### Saved entries
__________

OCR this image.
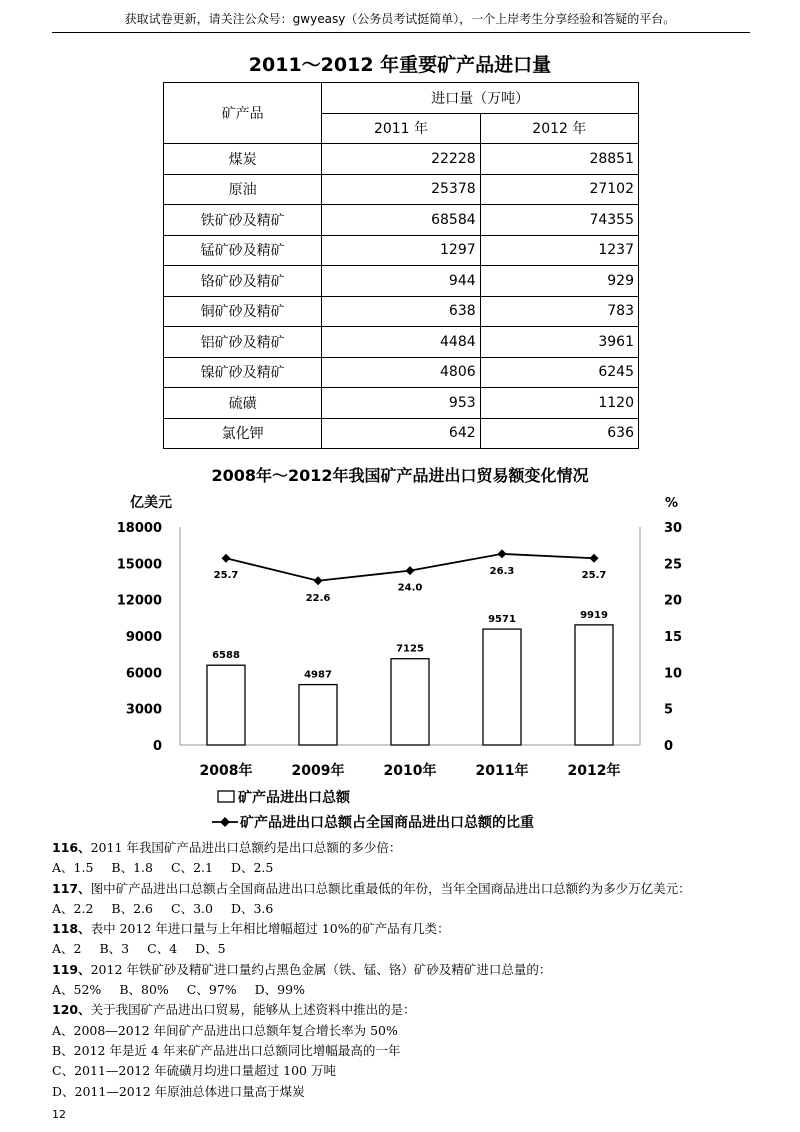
获取试卷更新，请关注公众号：gwyeasy（公务员考试挺简单），一个上岸考生分享经验和答疑的平台。
2011～2012 年重要矿产品进口量
矿产品	进口量（万吨）	
	2011 年	2012 年
煤炭	22228	28851
原油	25378	27102
铁矿砂及精矿	68584	74355
锰矿砂及精矿	1297	1237
铬矿砂及精矿	944	929
铜矿砂及精矿	638	783
铝矿砂及精矿	4484	3961
镍矿砂及精矿	4806	6245
硫磺	953	1120
氯化钾	642	636
2008年～2012年我国矿产品进出口贸易额变化情况
亿美元	%
0
3000
6000
9000
12000
15000
18000
0
5
10
15
20
25
30
6588
4987
7125
9571	9919
25.7
22.6
24.0
26.3	25.7
2008年	2009年	2010年	2011年	2012年
矿产品进出口总额
矿产品进出口总额占全国商品进出口总额的比重
116、2011 年我国矿产品进出口总额约是出口总额的多少倍：
A、1.5 B、1.8 C、2.1 D、2.5
117、图中矿产品进出口总额占全国商品进出口总额比重最低的年份，当年全国商品进出口总额约为多少万亿美元：
A、2.2 B、2.6 C、3.0 D、3.6
118、表中 2012 年进口量与上年相比增幅超过 10%的矿产品有几类：
A、2 B、3 C、4 D、5
119、2012 年铁矿砂及精矿进口量约占黑色金属（铁、锰、铬）矿砂及精矿进口总量的：
A、52% B、80% C、97% D、99%
120、关于我国矿产品进出口贸易，能够从上述资料中推出的是：
A、2008—2012 年间矿产品进出口总额年复合增长率为 50%
B、2012 年是近 4 年来矿产品进出口总额同比增幅最高的一年
C、2011—2012 年硫磺月均进口量超过 100 万吨
D、2011—2012 年原油总体进口量高于煤炭
12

__________

### PROMPT
Reproduce the records above exactly, leaving out every picture they contain.

### THE REPLY
OCR this image.
获取试卷更新，请关注公众号：gwyeasy（公务员考试挺简单），一个上岸考生分享经验和答疑的平台。
2011～2012 年重要矿产品进口量
矿产品	进口量（万吨）	
	2011 年	2012 年
煤炭	22228	28851
原油	25378	27102
铁矿砂及精矿	68584	74355
锰矿砂及精矿	1297	1237
铬矿砂及精矿	944	929
铜矿砂及精矿	638	783
铝矿砂及精矿	4484	3961
镍矿砂及精矿	4806	6245
硫磺	953	1120
氯化钾	642	636
2008年～2012年我国矿产品进出口贸易额变化情况
亿美元	%
0
3000
6000
9000
12000
15000
18000
0
5
10
15
20
25
30
6588
4987
7125
9571	9919
25.7
22.6
24.0
26.3	25.7
2008年	2009年	2010年	2011年	2012年
矿产品进出口总额
矿产品进出口总额占全国商品进出口总额的比重
116、2011 年我国矿产品进出口总额约是出口总额的多少倍：
A、1.5 B、1.8 C、2.1 D、2.5
117、图中矿产品进出口总额占全国商品进出口总额比重最低的年份，当年全国商品进出口总额约为多少万亿美元：
A、2.2 B、2.6 C、3.0 D、3.6
118、表中 2012 年进口量与上年相比增幅超过 10%的矿产品有几类：
A、2 B、3 C、4 D、5
119、2012 年铁矿砂及精矿进口量约占黑色金属（铁、锰、铬）矿砂及精矿进口总量的：
A、52% B、80% C、97% D、99%
120、关于我国矿产品进出口贸易，能够从上述资料中推出的是：
A、2008—2012 年间矿产品进出口总额年复合增长率为 50%
B、2012 年是近 4 年来矿产品进出口总额同比增幅最高的一年
C、2011—2012 年硫磺月均进口量超过 100 万吨
D、2011—2012 年原油总体进口量高于煤炭
12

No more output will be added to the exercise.